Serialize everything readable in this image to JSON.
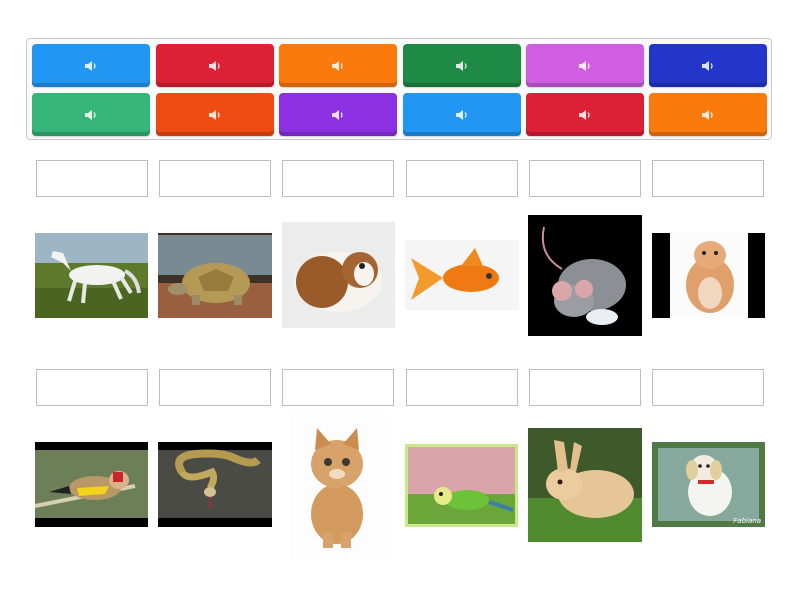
{
  "audio_tiles": [
    {
      "icon": "speaker-icon",
      "color": "#2196f3"
    },
    {
      "icon": "speaker-icon",
      "color": "#dc2036"
    },
    {
      "icon": "speaker-icon",
      "color": "#fb7a0c"
    },
    {
      "icon": "speaker-icon",
      "color": "#1f8a45"
    },
    {
      "icon": "speaker-icon",
      "color": "#cf5fe0"
    },
    {
      "icon": "speaker-icon",
      "color": "#2436c9"
    },
    {
      "icon": "speaker-icon",
      "color": "#35b577"
    },
    {
      "icon": "speaker-icon",
      "color": "#f04b12"
    },
    {
      "icon": "speaker-icon",
      "color": "#8b31e2"
    },
    {
      "icon": "speaker-icon",
      "color": "#2196f3"
    },
    {
      "icon": "speaker-icon",
      "color": "#dc2036"
    },
    {
      "icon": "speaker-icon",
      "color": "#fb7a0c"
    }
  ],
  "images": [
    {
      "subject": "horse"
    },
    {
      "subject": "tortoise"
    },
    {
      "subject": "guinea-pig"
    },
    {
      "subject": "goldfish"
    },
    {
      "subject": "mouse"
    },
    {
      "subject": "hamster"
    },
    {
      "subject": "goldfinch"
    },
    {
      "subject": "snake"
    },
    {
      "subject": "kitten"
    },
    {
      "subject": "budgie"
    },
    {
      "subject": "rabbit"
    },
    {
      "subject": "puppy"
    }
  ],
  "answer_slots_count": 12,
  "watermark": "Fabiana"
}
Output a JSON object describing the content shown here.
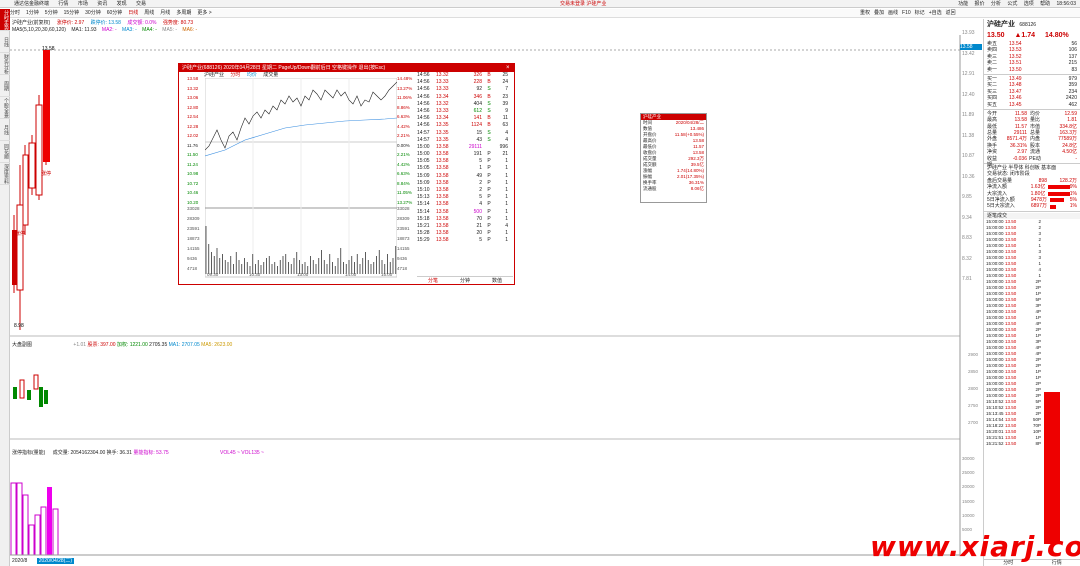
{
  "menubar": {
    "items": [
      "通达信金融终端",
      "行情",
      "市场",
      "资讯",
      "发现",
      "交易"
    ],
    "center": "交易未登录    沪硅产业",
    "right": [
      "功能",
      "报价",
      "分析",
      "公式",
      "选项",
      "帮助"
    ],
    "clock": "18:56:03"
  },
  "toolbar": {
    "items": [
      "分时",
      "1分钟",
      "5分钟",
      "15分钟",
      "30分钟",
      "60分钟",
      "日线",
      "周线",
      "月线",
      "多周期",
      "更多 >"
    ],
    "right": [
      "重权",
      "叠加",
      "画线",
      "F10",
      "标记",
      "+自选",
      "返回"
    ]
  },
  "lefttabs": [
    "分时走势",
    "日线",
    "财务分析",
    "周期",
    "个股全景",
    "月线",
    "同花顺",
    "深度资料"
  ],
  "titlebar": {
    "name": "沪硅产业(前复权)",
    "fields": [
      "涨停价: 2.97",
      "跌停价: 13.58",
      "成交额: 0.0%",
      "强势度: 80.73"
    ]
  },
  "mabar": [
    "MA5(5,10,20,30,60,120)",
    "MA1: 11.93",
    "MA2: -",
    "MA3: -",
    "MA4: -",
    "MA5: -",
    "MA6: -"
  ],
  "price_axis": [
    "13.93",
    "13.42",
    "12.91",
    "12.40",
    "11.89",
    "11.38",
    "10.87",
    "10.36",
    "9.85",
    "9.34",
    "8.83",
    "8.32",
    "7.81"
  ],
  "chart_marks": {
    "high": "13.58",
    "low": "8.98",
    "highlight": "13.58",
    "label1": "涨停",
    "label2": "涨停"
  },
  "sub1": {
    "label": "大盘副图",
    "values": [
      "+1.01",
      "股票: 397.00",
      "加权: 1221.00",
      "2705.35",
      "MA1: 2707.05",
      "MA5: 2623.00"
    ],
    "axis": [
      "2900",
      "2850",
      "2800",
      "2750",
      "2700"
    ]
  },
  "sub2": {
    "label": "涨停指标(量能)",
    "values": [
      "成交量: 2054162304.00",
      "换手: 36.31",
      "量能指标: 53.75"
    ],
    "extra": "VOL45 ~ VOL135 ~",
    "axis": [
      "30000",
      "25000",
      "20000",
      "15000",
      "10000",
      "5000"
    ]
  },
  "datebar": [
    "2020/8",
    "2020/04/28(二)"
  ],
  "popup": {
    "title": "沪硅产业(688126)  2020年04月28日  星期二  PageUp/Down翻前后日  空格键操作  退出(按Esc)",
    "sub": [
      "沪硅产业",
      "分时",
      "均价",
      "成交量"
    ],
    "yaxis_left": [
      "13.58",
      "13.32",
      "13.06",
      "12.80",
      "12.54",
      "12.28",
      "12.02",
      "11.76",
      "11.50",
      "11.24",
      "10.98",
      "10.72",
      "10.46",
      "10.20"
    ],
    "yaxis_right": [
      "14.48%",
      "13.27%",
      "11.06%",
      "8.86%",
      "6.63%",
      "4.42%",
      "2.21%",
      "0.00%",
      "2.21%",
      "4.42%",
      "6.63%",
      "8.84%",
      "11.05%",
      "13.27%"
    ],
    "vol_axis": [
      "33028",
      "28309",
      "23591",
      "18873",
      "14155",
      "9436",
      "4718"
    ],
    "time_axis": [
      "09:30",
      "10:30",
      "13:00",
      "14:00",
      "15:00"
    ],
    "footer": [
      "分笔",
      "分钟",
      "数值"
    ],
    "trades": [
      {
        "t": "14:56",
        "p": "13.32",
        "v": "326",
        "d": "B",
        "n": "25"
      },
      {
        "t": "14:56",
        "p": "13.33",
        "v": "228",
        "d": "B",
        "n": "24"
      },
      {
        "t": "14:56",
        "p": "13.33",
        "v": "92",
        "d": "S",
        "n": "7"
      },
      {
        "t": "14:56",
        "p": "13.34",
        "v": "346",
        "d": "B",
        "n": "23"
      },
      {
        "t": "14:56",
        "p": "13.32",
        "v": "404",
        "d": "S",
        "n": "39"
      },
      {
        "t": "14:56",
        "p": "13.33",
        "v": "612",
        "d": "S",
        "n": "9"
      },
      {
        "t": "14:56",
        "p": "13.34",
        "v": "141",
        "d": "B",
        "n": "11"
      },
      {
        "t": "14:56",
        "p": "13.35",
        "v": "1124",
        "d": "B",
        "n": "63"
      },
      {
        "t": "14:57",
        "p": "13.35",
        "v": "15",
        "d": "S",
        "n": "4"
      },
      {
        "t": "14:57",
        "p": "13.35",
        "v": "43",
        "d": "S",
        "n": "4"
      },
      {
        "t": "15:00",
        "p": "13.58",
        "v": "29111",
        "d": "",
        "n": "996"
      },
      {
        "t": "15:00",
        "p": "13.58",
        "v": "191",
        "d": "P",
        "n": "21"
      },
      {
        "t": "15:05",
        "p": "13.58",
        "v": "5",
        "d": "P",
        "n": "1"
      },
      {
        "t": "15:05",
        "p": "13.58",
        "v": "1",
        "d": "P",
        "n": "1"
      },
      {
        "t": "15:09",
        "p": "13.58",
        "v": "49",
        "d": "P",
        "n": "1"
      },
      {
        "t": "15:09",
        "p": "13.58",
        "v": "2",
        "d": "P",
        "n": "1"
      },
      {
        "t": "15:10",
        "p": "13.58",
        "v": "2",
        "d": "P",
        "n": "1"
      },
      {
        "t": "15:13",
        "p": "13.58",
        "v": "5",
        "d": "P",
        "n": "1"
      },
      {
        "t": "15:14",
        "p": "13.58",
        "v": "4",
        "d": "P",
        "n": "1"
      },
      {
        "t": "15:14",
        "p": "13.58",
        "v": "500",
        "d": "P",
        "n": "1"
      },
      {
        "t": "15:18",
        "p": "13.58",
        "v": "70",
        "d": "P",
        "n": "1"
      },
      {
        "t": "15:21",
        "p": "13.58",
        "v": "21",
        "d": "P",
        "n": "4"
      },
      {
        "t": "15:28",
        "p": "13.58",
        "v": "20",
        "d": "P",
        "n": "1"
      },
      {
        "t": "15:29",
        "p": "13.58",
        "v": "5",
        "d": "P",
        "n": "1"
      }
    ]
  },
  "infobox": {
    "title": "沪硅产业",
    "rows": [
      [
        "时间",
        "2020/04/28/二"
      ],
      [
        "数值",
        "13.486"
      ],
      [
        "开盘价",
        "11.58(+0.55%)"
      ],
      [
        "最高价",
        "13.58"
      ],
      [
        "最低价",
        "11.57"
      ],
      [
        "收盘价",
        "13.58"
      ],
      [
        "成交量",
        "292.3万"
      ],
      [
        "成交额",
        "39.5亿"
      ],
      [
        "涨幅",
        "1.74(14.80%)"
      ],
      [
        "振幅",
        "2.01(17.35%)"
      ],
      [
        "换手率",
        "36.31%"
      ],
      [
        "流通股",
        "8.06亿"
      ]
    ]
  },
  "right": {
    "name": "沪硅产业",
    "code": "688126",
    "price": "13.50",
    "change": "▲1.74",
    "pct": "14.80%",
    "asks": [
      [
        "卖五",
        "13.54",
        "56"
      ],
      [
        "卖四",
        "13.53",
        "106"
      ],
      [
        "卖三",
        "13.52",
        "137"
      ],
      [
        "卖二",
        "13.51",
        "215"
      ],
      [
        "卖一",
        "13.50",
        "83"
      ]
    ],
    "bids": [
      [
        "买一",
        "13.49",
        "979"
      ],
      [
        "买二",
        "13.48",
        "359"
      ],
      [
        "买三",
        "13.47",
        "234"
      ],
      [
        "买四",
        "13.46",
        "2420"
      ],
      [
        "买五",
        "13.45",
        "462"
      ]
    ],
    "stats": [
      [
        "今开",
        "11.58",
        "均价",
        "12.59"
      ],
      [
        "最高",
        "13.58",
        "量比",
        "1.81"
      ],
      [
        "最低",
        "11.57",
        "市值",
        "334.8亿"
      ],
      [
        "总量",
        "29111",
        "总量",
        "163.3万"
      ],
      [
        "外盘",
        "8571.4万",
        "内盘",
        "77589万"
      ],
      [
        "换手",
        "36.31%",
        "股本",
        "24.8亿"
      ],
      [
        "净资",
        "2.97",
        "流通",
        "4.50亿"
      ],
      [
        "收益期",
        "-0.036",
        "PE动",
        "-"
      ]
    ],
    "info_lines": [
      "沪硅产业  半导体  科创板 基本面",
      "交易状态: 闭市阶段"
    ],
    "flows": [
      [
        "盘后交易量",
        "898",
        "128.2万"
      ],
      [
        "净流入额",
        "1.63亿",
        "9%"
      ],
      [
        "大宗流入",
        "1.80亿",
        "1%"
      ],
      [
        "5日净流入额",
        "9478万",
        "5%"
      ],
      [
        "5日大宗流入",
        "6897万",
        "1%"
      ]
    ],
    "ticks_header": "逐笔成交",
    "ticks": [
      [
        "15:00:00",
        "13.50",
        "2",
        ""
      ],
      [
        "15:00:00",
        "13.50",
        "2",
        ""
      ],
      [
        "15:00:00",
        "13.50",
        "3",
        ""
      ],
      [
        "15:00:00",
        "13.50",
        "2",
        ""
      ],
      [
        "15:00:00",
        "13.50",
        "1",
        ""
      ],
      [
        "15:00:00",
        "13.50",
        "3",
        ""
      ],
      [
        "15:00:00",
        "13.50",
        "3",
        ""
      ],
      [
        "15:00:00",
        "13.50",
        "1",
        ""
      ],
      [
        "15:00:00",
        "13.50",
        "4",
        ""
      ],
      [
        "15:00:00",
        "13.50",
        "1",
        ""
      ],
      [
        "15:00:00",
        "13.50",
        "2P",
        ""
      ],
      [
        "15:00:00",
        "13.50",
        "2P",
        ""
      ],
      [
        "15:00:00",
        "13.50",
        "1P",
        ""
      ],
      [
        "15:00:00",
        "13.50",
        "5P",
        ""
      ],
      [
        "15:00:00",
        "13.50",
        "3P",
        ""
      ],
      [
        "15:00:00",
        "13.50",
        "4P",
        ""
      ],
      [
        "15:00:00",
        "13.50",
        "1P",
        ""
      ],
      [
        "15:00:00",
        "13.50",
        "4P",
        ""
      ],
      [
        "15:00:00",
        "13.50",
        "2P",
        ""
      ],
      [
        "15:00:00",
        "13.50",
        "1P",
        ""
      ],
      [
        "15:00:00",
        "13.50",
        "3P",
        ""
      ],
      [
        "15:00:00",
        "13.50",
        "4P",
        ""
      ],
      [
        "15:00:00",
        "13.50",
        "4P",
        ""
      ],
      [
        "15:00:00",
        "13.50",
        "2P",
        ""
      ],
      [
        "15:00:00",
        "13.50",
        "2P",
        ""
      ],
      [
        "15:00:00",
        "13.50",
        "1P",
        ""
      ],
      [
        "15:00:00",
        "13.50",
        "1P",
        ""
      ],
      [
        "15:00:00",
        "13.50",
        "2P",
        ""
      ],
      [
        "15:00:00",
        "13.50",
        "2P",
        ""
      ],
      [
        "15:00:00",
        "13.50",
        "2P",
        ""
      ],
      [
        "15:10:52",
        "13.50",
        "5P",
        ""
      ],
      [
        "15:10:52",
        "13.50",
        "2P",
        ""
      ],
      [
        "15:13:45",
        "13.50",
        "2P",
        ""
      ],
      [
        "15:14:54",
        "13.50",
        "50P",
        ""
      ],
      [
        "15:18:22",
        "13.50",
        "70P",
        ""
      ],
      [
        "15:20:01",
        "13.50",
        "10P",
        ""
      ],
      [
        "15:21:51",
        "13.50",
        "1P",
        ""
      ],
      [
        "15:21:52",
        "13.50",
        "8P",
        ""
      ]
    ],
    "bottom": [
      "分时",
      "行情"
    ]
  },
  "watermark": "www.xiarj.com"
}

REQUIREMENTS: Pull every line containing "color" from the material above.

RESPONSE:
      "color": "#2196f3"
      "color": "#dc2036"
      "color": "#fb7a0c"
      "color": "#1f8a45"
      "color": "#cf5fe0"
      "color": "#2436c9"
      "color": "#35b577"
      "color": "#f04b12"
      "color": "#8b31e2"
      "color": "#2196f3"
      "color": "#dc2036"
      "color": "#fb7a0c"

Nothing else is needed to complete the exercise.